§ **Task objective**
Exclude the pictures and reproduce the remaining data exactly as written.
* Start Listing *
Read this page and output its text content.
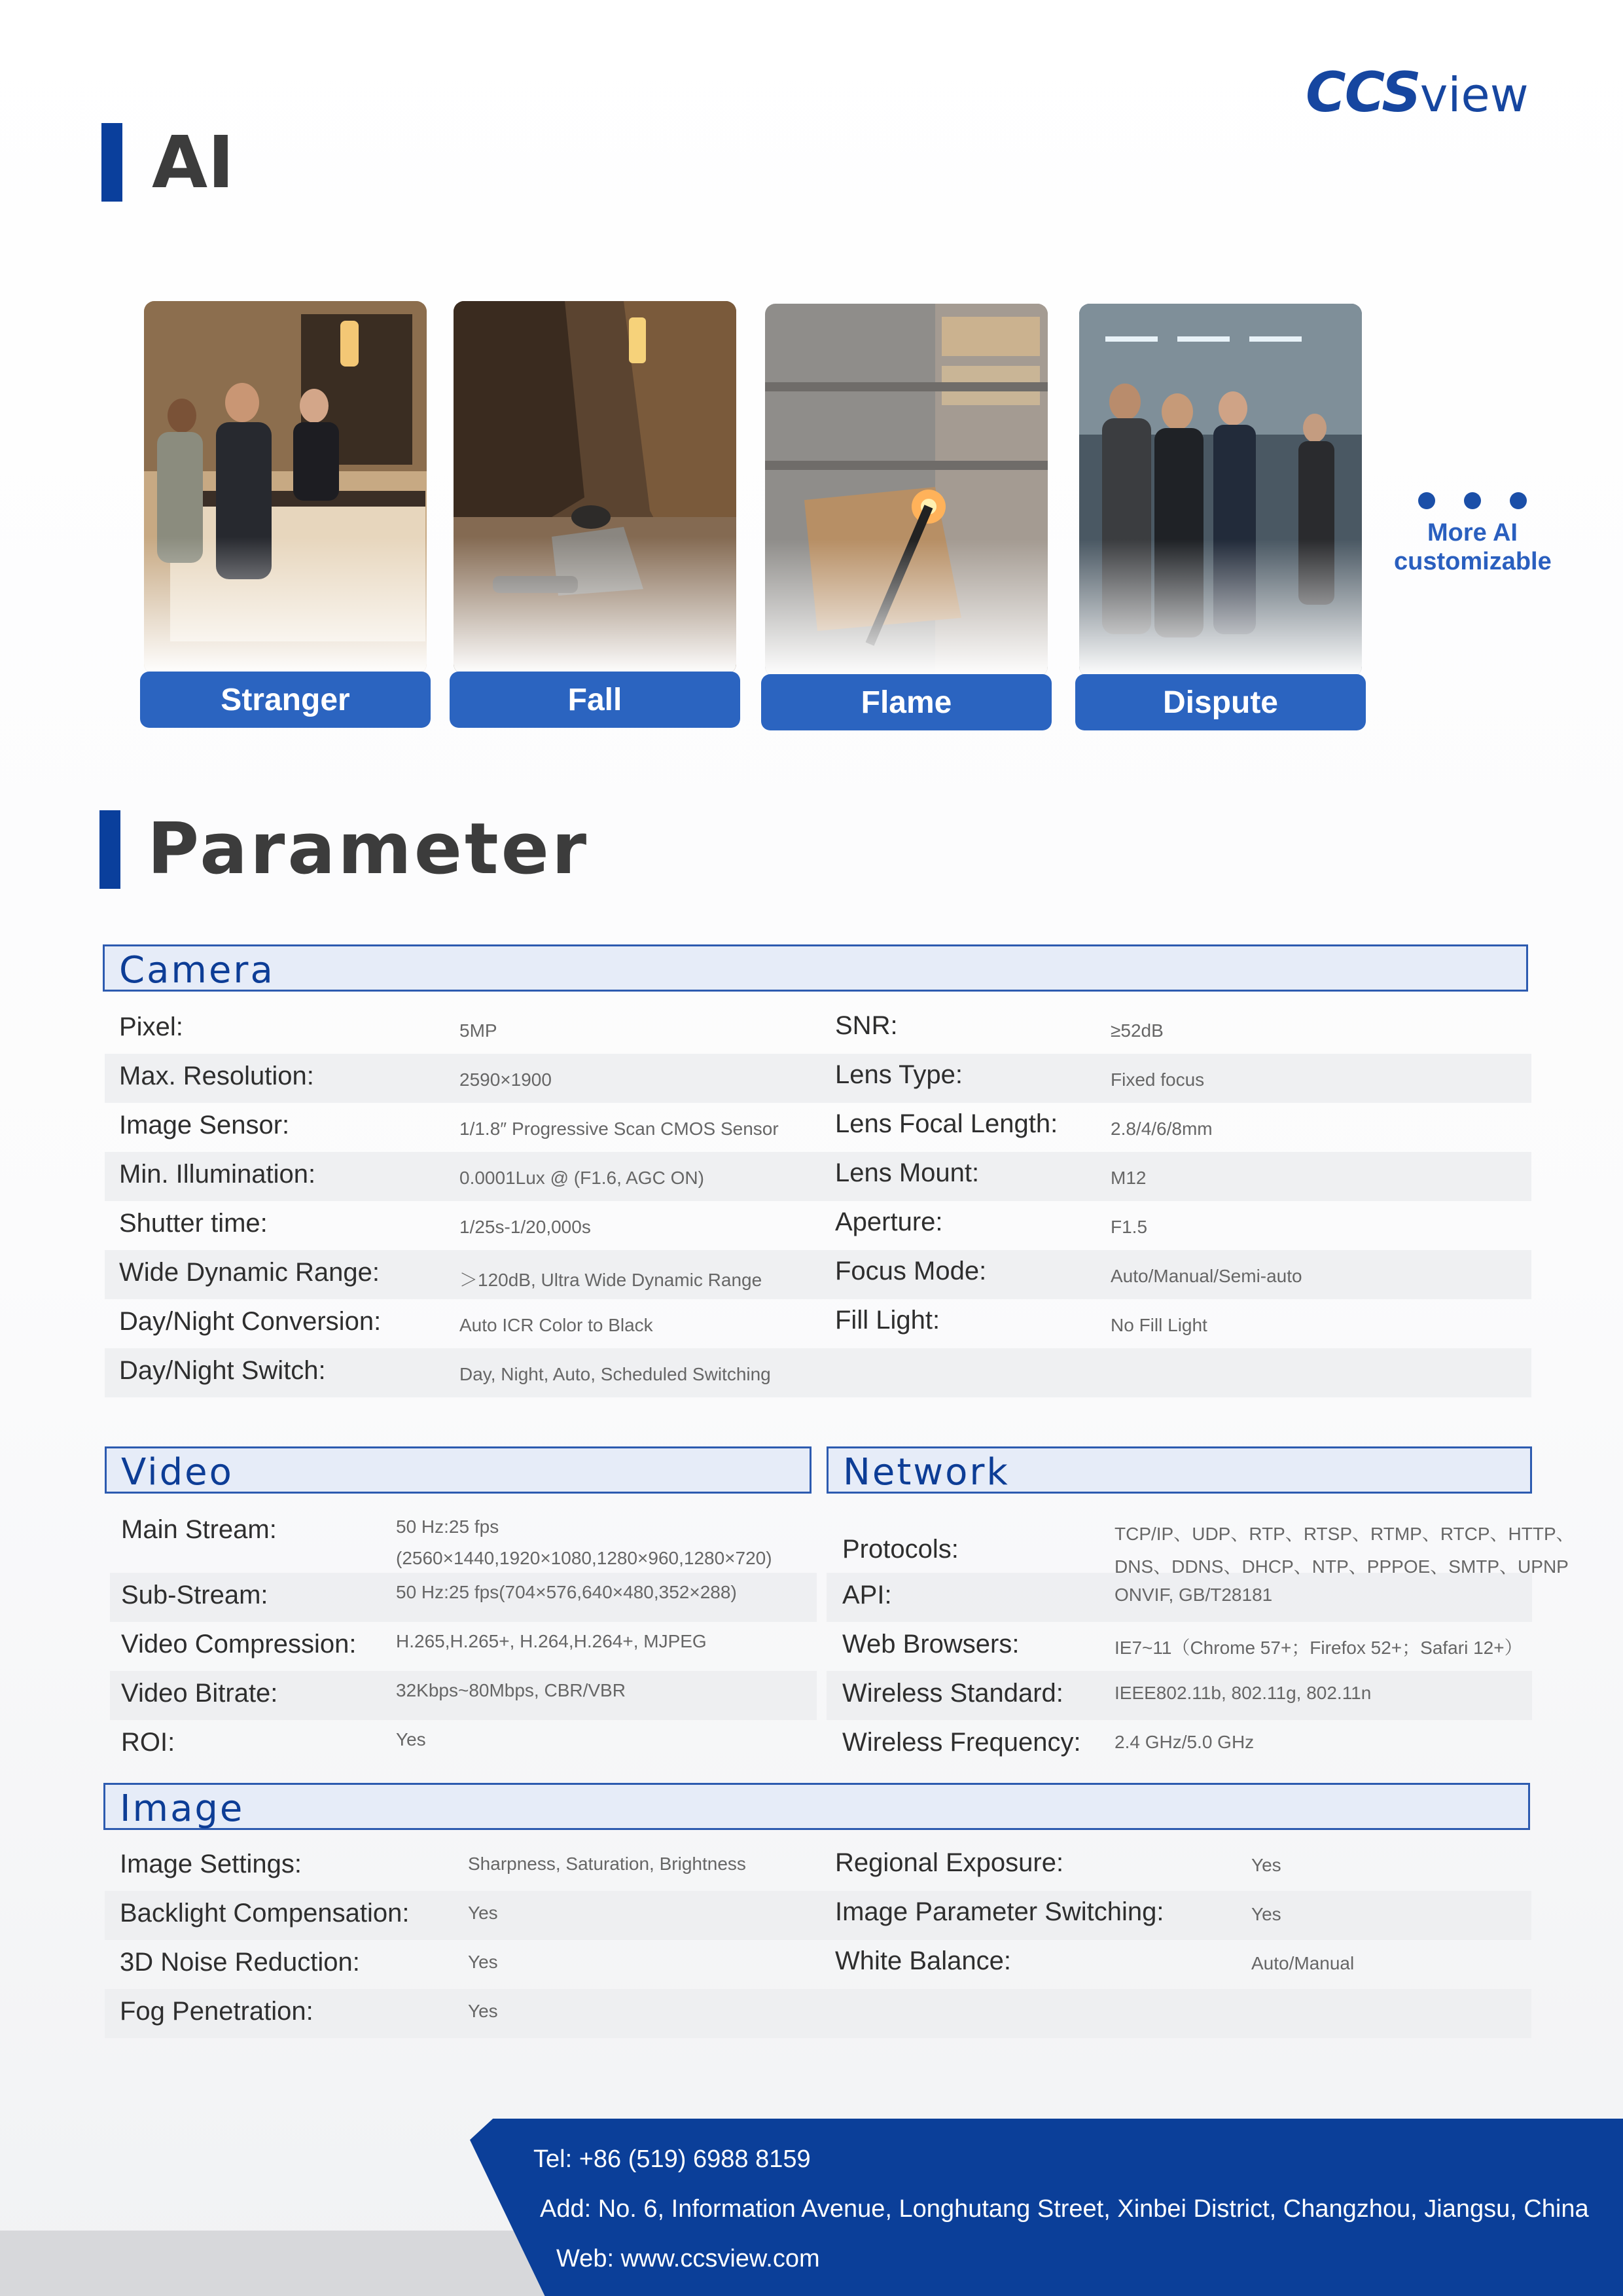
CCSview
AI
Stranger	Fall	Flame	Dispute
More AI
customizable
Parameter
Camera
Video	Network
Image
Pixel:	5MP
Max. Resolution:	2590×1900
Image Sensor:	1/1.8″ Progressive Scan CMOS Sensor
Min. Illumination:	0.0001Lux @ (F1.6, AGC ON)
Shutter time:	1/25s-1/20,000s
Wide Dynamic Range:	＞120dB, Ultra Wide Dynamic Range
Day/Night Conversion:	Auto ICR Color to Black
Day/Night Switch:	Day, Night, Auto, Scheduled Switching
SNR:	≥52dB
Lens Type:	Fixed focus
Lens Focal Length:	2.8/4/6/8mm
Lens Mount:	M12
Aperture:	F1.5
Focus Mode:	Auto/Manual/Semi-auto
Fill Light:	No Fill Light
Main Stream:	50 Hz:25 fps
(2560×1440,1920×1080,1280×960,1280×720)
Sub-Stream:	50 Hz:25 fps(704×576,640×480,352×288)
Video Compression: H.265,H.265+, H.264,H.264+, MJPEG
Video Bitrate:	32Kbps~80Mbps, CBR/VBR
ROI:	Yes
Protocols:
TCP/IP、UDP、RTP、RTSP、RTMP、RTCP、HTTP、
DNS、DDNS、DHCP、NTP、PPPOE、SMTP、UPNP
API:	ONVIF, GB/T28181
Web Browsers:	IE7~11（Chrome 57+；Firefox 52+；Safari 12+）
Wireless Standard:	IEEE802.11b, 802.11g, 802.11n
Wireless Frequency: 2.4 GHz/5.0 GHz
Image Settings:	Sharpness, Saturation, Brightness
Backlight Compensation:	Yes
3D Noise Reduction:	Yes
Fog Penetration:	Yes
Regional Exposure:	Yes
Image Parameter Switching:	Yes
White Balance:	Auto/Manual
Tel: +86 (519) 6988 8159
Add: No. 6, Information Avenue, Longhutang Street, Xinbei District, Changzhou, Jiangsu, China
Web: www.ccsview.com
* End Listing *
§ **Task response**
Read this page and output its text content.
CCSview
AI
Stranger	Fall	Flame	Dispute
More AI
customizable
Parameter
Camera
Video	Network
Image
Pixel:	5MP
Max. Resolution:	2590×1900
Image Sensor:	1/1.8″ Progressive Scan CMOS Sensor
Min. Illumination:	0.0001Lux @ (F1.6, AGC ON)
Shutter time:	1/25s-1/20,000s
Wide Dynamic Range:	＞120dB, Ultra Wide Dynamic Range
Day/Night Conversion:	Auto ICR Color to Black
Day/Night Switch:	Day, Night, Auto, Scheduled Switching
SNR:	≥52dB
Lens Type:	Fixed focus
Lens Focal Length:	2.8/4/6/8mm
Lens Mount:	M12
Aperture:	F1.5
Focus Mode:	Auto/Manual/Semi-auto
Fill Light:	No Fill Light
Main Stream:	50 Hz:25 fps
(2560×1440,1920×1080,1280×960,1280×720)
Sub-Stream:	50 Hz:25 fps(704×576,640×480,352×288)
Video Compression: H.265,H.265+, H.264,H.264+, MJPEG
Video Bitrate:	32Kbps~80Mbps, CBR/VBR
ROI:	Yes
Protocols:
TCP/IP、UDP、RTP、RTSP、RTMP、RTCP、HTTP、
DNS、DDNS、DHCP、NTP、PPPOE、SMTP、UPNP
API:	ONVIF, GB/T28181
Web Browsers:	IE7~11（Chrome 57+；Firefox 52+；Safari 12+）
Wireless Standard:	IEEE802.11b, 802.11g, 802.11n
Wireless Frequency: 2.4 GHz/5.0 GHz
Image Settings:	Sharpness, Saturation, Brightness
Backlight Compensation:	Yes
3D Noise Reduction:	Yes
Fog Penetration:	Yes
Regional Exposure:	Yes
Image Parameter Switching:	Yes
White Balance:	Auto/Manual
Tel: +86 (519) 6988 8159
Add: No. 6, Information Avenue, Longhutang Street, Xinbei District, Changzhou, Jiangsu, China
Web: www.ccsview.com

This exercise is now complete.